§ **Given exercise**:
Only a number is wanted here: the number of lines of the data that include "dashed".

**** Excerpted records

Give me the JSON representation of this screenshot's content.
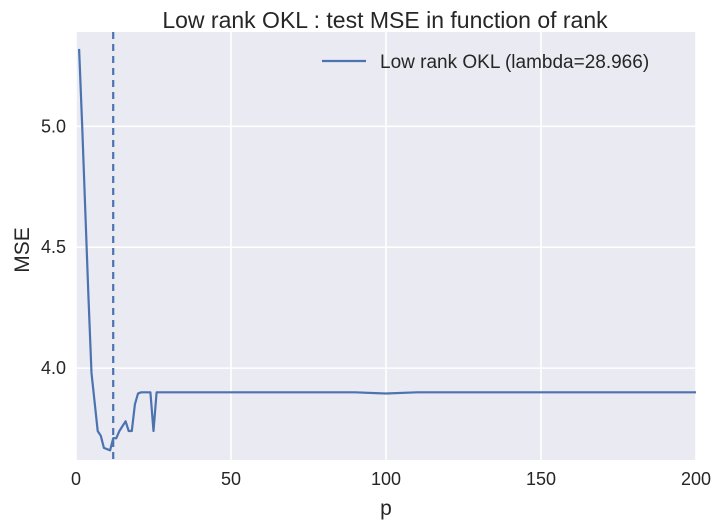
{
  "chart_data": {
    "type": "line",
    "title": "Low rank OKL : test MSE in function of rank",
    "xlabel": "p",
    "ylabel": "MSE",
    "xlim": [
      0,
      200
    ],
    "ylim": [
      3.62,
      5.39
    ],
    "x_ticks": [
      0,
      50,
      100,
      150,
      200
    ],
    "x_tick_labels": [
      "0",
      "50",
      "100",
      "150",
      "200"
    ],
    "y_ticks": [
      4.0,
      4.5,
      5.0
    ],
    "y_tick_labels": [
      "4.0",
      "4.5",
      "5.0"
    ],
    "grid": true,
    "background_color": "#eaeaf2",
    "grid_color": "#ffffff",
    "legend_position": "top-right",
    "vline": {
      "x": 12,
      "style": "dashed",
      "color": "#4c72b0"
    },
    "series": [
      {
        "name": "Low rank OKL (lambda=28.966)",
        "color": "#4c72b0",
        "x": [
          1,
          2,
          3,
          4,
          5,
          6,
          7,
          8,
          9,
          10,
          11,
          12,
          13,
          14,
          15,
          16,
          17,
          18,
          19,
          20,
          21,
          22,
          23,
          24,
          25,
          26,
          27,
          28,
          30,
          40,
          50,
          60,
          70,
          80,
          90,
          100,
          110,
          120,
          130,
          140,
          150,
          160,
          170,
          180,
          190,
          200
        ],
        "y": [
          5.32,
          5.0,
          4.65,
          4.3,
          3.98,
          3.86,
          3.74,
          3.72,
          3.67,
          3.665,
          3.66,
          3.71,
          3.71,
          3.74,
          3.76,
          3.78,
          3.74,
          3.74,
          3.85,
          3.895,
          3.9,
          3.9,
          3.9,
          3.9,
          3.74,
          3.9,
          3.9,
          3.9,
          3.9,
          3.9,
          3.9,
          3.9,
          3.9,
          3.9,
          3.9,
          3.895,
          3.9,
          3.9,
          3.9,
          3.9,
          3.9,
          3.9,
          3.9,
          3.9,
          3.9,
          3.9
        ]
      }
    ]
  }
}
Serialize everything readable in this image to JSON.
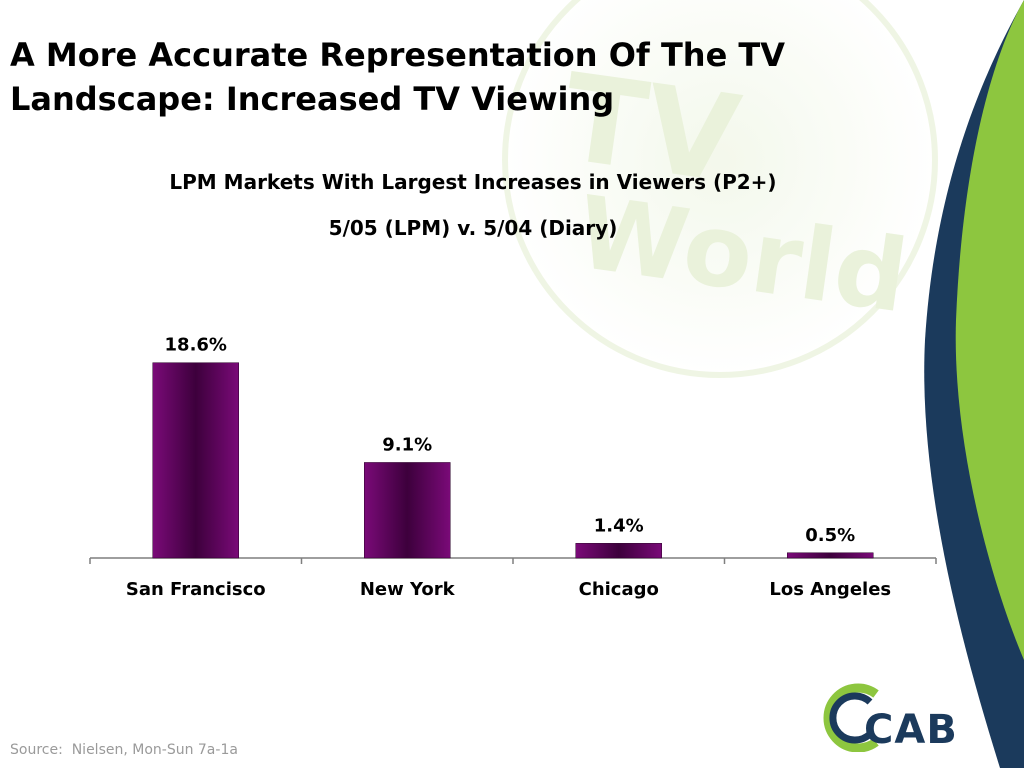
{
  "slide": {
    "title_line1": "A More Accurate Representation Of The TV",
    "title_line2": "Landscape: Increased TV Viewing",
    "source": "Source:  Nielsen, Mon-Sun 7a-1a",
    "logo_text": "CAB",
    "watermark_text": "The TV World"
  },
  "colors": {
    "bar": "#7a0a78",
    "bar_dark": "#3d003c",
    "navy": "#1b3a5c",
    "green": "#8dc63f",
    "source_text": "#9a9a9a"
  },
  "chart_data": {
    "type": "bar",
    "title_line1": "LPM Markets With Largest Increases in Viewers (P2+)",
    "title_line2": "5/05 (LPM) v. 5/04 (Diary)",
    "categories": [
      "San Francisco",
      "New York",
      "Chicago",
      "Los Angeles"
    ],
    "values": [
      18.6,
      9.1,
      1.4,
      0.5
    ],
    "data_labels": [
      "18.6%",
      "9.1%",
      "1.4%",
      "0.5%"
    ],
    "xlabel": "",
    "ylabel": "",
    "ylim": [
      0,
      20
    ],
    "grid": false,
    "legend": "none"
  }
}
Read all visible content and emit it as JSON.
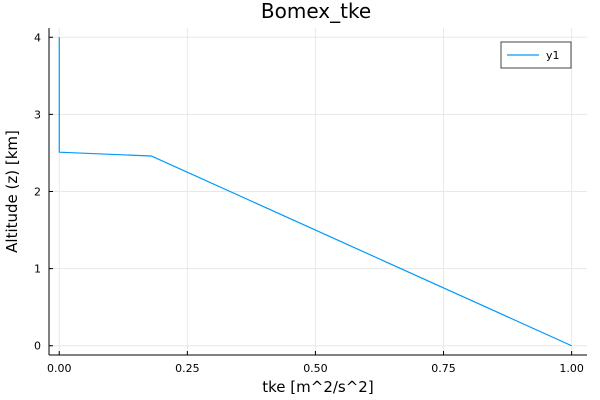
{
  "chart_data": {
    "type": "line",
    "title": "Bomex_tke",
    "xlabel": "tke [m^2/s^2]",
    "ylabel": "Altitude (z) [km]",
    "xlim": [
      -0.02,
      1.03
    ],
    "ylim": [
      -0.12,
      4.12
    ],
    "xticks": [
      0.0,
      0.25,
      0.5,
      0.75,
      1.0
    ],
    "xtick_labels": [
      "0.00",
      "0.25",
      "0.50",
      "0.75",
      "1.00"
    ],
    "yticks": [
      0,
      1,
      2,
      3,
      4
    ],
    "ytick_labels": [
      "0",
      "1",
      "2",
      "3",
      "4"
    ],
    "grid": true,
    "legend_position": "top-right",
    "series": [
      {
        "name": "y1",
        "color": "#009AFA",
        "x": [
          1.0,
          0.18,
          0.0,
          0.0
        ],
        "y": [
          0.0,
          2.46,
          2.51,
          4.0
        ]
      }
    ]
  }
}
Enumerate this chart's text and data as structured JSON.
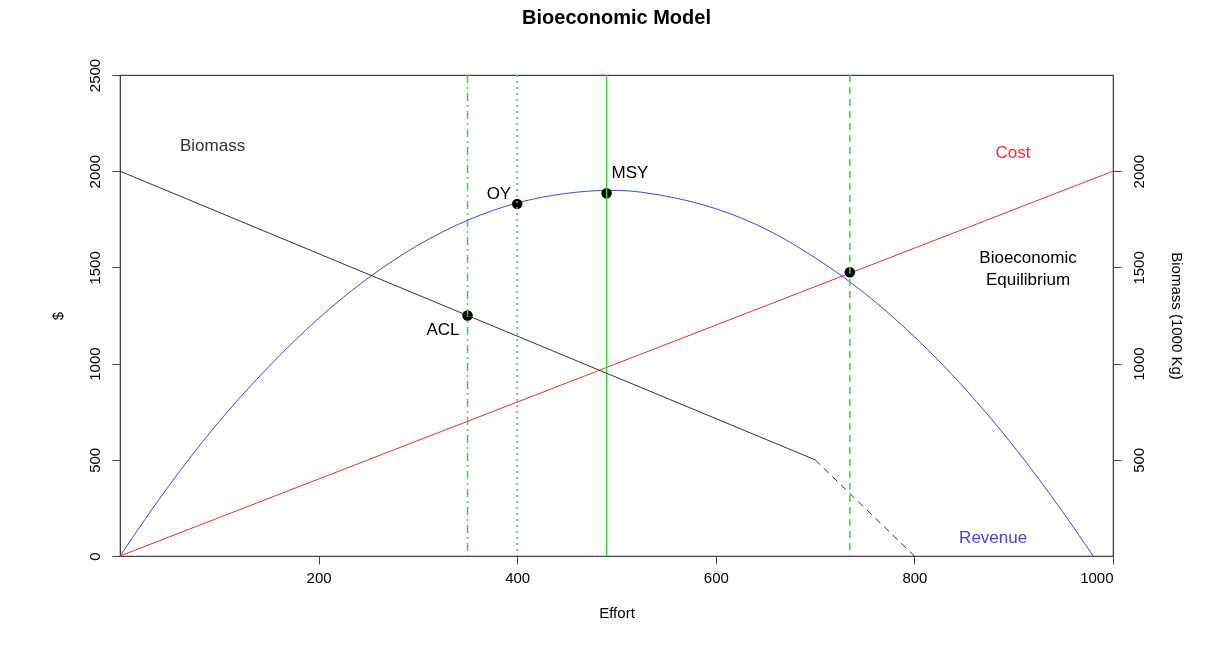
{
  "chart_data": {
    "type": "line",
    "title": "Bioeconomic Model",
    "xlabel": "Effort",
    "ylabel": "$",
    "y2label": "Biomass (1000 Kg)",
    "xlim": [
      0,
      1000
    ],
    "xticks": [
      200,
      400,
      600,
      800,
      1000
    ],
    "ylim": [
      0,
      2500
    ],
    "yticks": [
      0,
      500,
      1000,
      1500,
      2000,
      2500
    ],
    "y2lim": [
      0,
      2500
    ],
    "y2ticks": [
      500,
      1000,
      1500,
      2000
    ],
    "grid": false,
    "series": [
      {
        "name": "Biomass",
        "type": "line",
        "axis": "y2",
        "color": "#333333",
        "line_style": "solid",
        "marker": "none",
        "x": [
          0,
          700
        ],
        "values": [
          2000,
          500
        ]
      },
      {
        "type": "line",
        "axis": "y2",
        "color": "#333333",
        "line_style": "dashed",
        "marker": "none",
        "x": [
          700,
          800
        ],
        "values": [
          500,
          0
        ]
      },
      {
        "name": "Cost",
        "type": "line",
        "color": "#ee3333",
        "line_style": "solid",
        "marker": "none",
        "x": [
          0,
          1000
        ],
        "values": [
          0,
          2000
        ]
      },
      {
        "name": "Revenue",
        "type": "line",
        "color": "#4444ee",
        "line_style": "solid",
        "marker": "none",
        "x": [
          0,
          50,
          100,
          150,
          200,
          250,
          300,
          350,
          400,
          450,
          490,
          500,
          550,
          600,
          650,
          700,
          750,
          800,
          850,
          900,
          950,
          980
        ],
        "values": [
          0,
          370,
          700,
          985,
          1235,
          1445,
          1615,
          1745,
          1835,
          1885,
          1900,
          1900,
          1870,
          1805,
          1700,
          1550,
          1365,
          1140,
          875,
          570,
          225,
          0
        ]
      },
      {
        "type": "scatter",
        "color": "#000000",
        "marker": "circle",
        "x": [
          350,
          400,
          490,
          735
        ],
        "values": [
          1250,
          1830,
          1885,
          1475
        ]
      }
    ],
    "ref_lines": [
      {
        "axis": "x",
        "value": 350,
        "color": "#33dd33",
        "line_style": "dashdot"
      },
      {
        "axis": "x",
        "value": 400,
        "color": "#33dd33",
        "line_style": "dotted"
      },
      {
        "axis": "x",
        "value": 490,
        "color": "#33dd33",
        "line_style": "solid"
      },
      {
        "axis": "x",
        "value": 735,
        "color": "#33dd33",
        "line_style": "dashed"
      }
    ],
    "annotations": [
      {
        "text": "ACL",
        "x": 350,
        "y": 1250
      },
      {
        "text": "OY",
        "x": 400,
        "y": 1830
      },
      {
        "text": "MSY",
        "x": 490,
        "y": 1885
      },
      "Bioeconomic Equilibrium"
    ]
  }
}
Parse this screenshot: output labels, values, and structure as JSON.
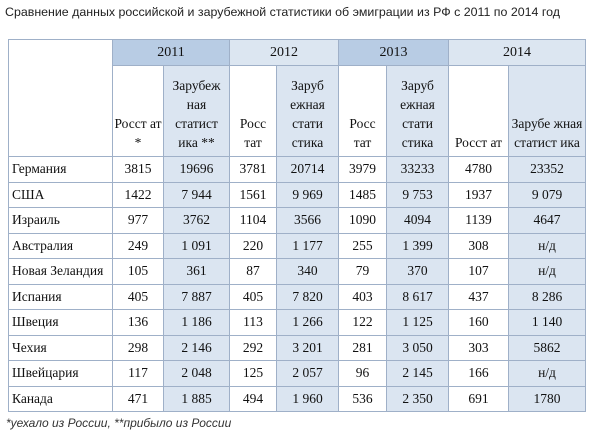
{
  "title": "Сравнение данных российской и зарубежной статистики об эмиграции из РФ с 2011 по 2014 год",
  "years": [
    "2011",
    "2012",
    "2013",
    "2014"
  ],
  "subheaders": [
    {
      "ros": "Росст ат *",
      "zar": "Зарубеж ная статист ика **"
    },
    {
      "ros": "Росс тат",
      "zar": "Заруб ежная стати стика"
    },
    {
      "ros": "Росс тат",
      "zar": "Заруб ежная стати стика"
    },
    {
      "ros": "Росст ат",
      "zar": "Зарубе жная статист ика"
    }
  ],
  "rows": [
    {
      "country": "Германия",
      "values": [
        "3815",
        "19696",
        "3781",
        "20714",
        "3979",
        "33233",
        "4780",
        "23352"
      ]
    },
    {
      "country": "США",
      "values": [
        "1422",
        "7 944",
        "1561",
        "9 969",
        "1485",
        "9 753",
        "1937",
        "9 079"
      ]
    },
    {
      "country": "Израиль",
      "values": [
        "977",
        "3762",
        "1104",
        "3566",
        "1090",
        "4094",
        "1139",
        "4647"
      ]
    },
    {
      "country": "Австралия",
      "values": [
        "249",
        "1 091",
        "220",
        "1 177",
        "255",
        "1 399",
        "308",
        "н/д"
      ]
    },
    {
      "country": "Новая Зеландия",
      "values": [
        "105",
        "361",
        "87",
        "340",
        "79",
        "370",
        "107",
        "н/д"
      ]
    },
    {
      "country": "Испания",
      "values": [
        "405",
        "7 887",
        "405",
        "7 820",
        "403",
        "8 617",
        "437",
        "8 286"
      ]
    },
    {
      "country": "Швеция",
      "values": [
        "136",
        "1 186",
        "113",
        "1 266",
        "122",
        "1 125",
        "160",
        "1 140"
      ]
    },
    {
      "country": "Чехия",
      "values": [
        "298",
        "2 146",
        "292",
        "3 201",
        "281",
        "3 050",
        "303",
        "5862"
      ]
    },
    {
      "country": "Швейцария",
      "values": [
        "117",
        "2 048",
        "125",
        "2 057",
        "96",
        "2 145",
        "166",
        "н/д"
      ]
    },
    {
      "country": "Канада",
      "values": [
        "471",
        "1 885",
        "494",
        "1 960",
        "536",
        "2 350",
        "691",
        "1780"
      ]
    }
  ],
  "footnote": "*уехало из России, **прибыло из России"
}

********

§ **Solved problem**:
3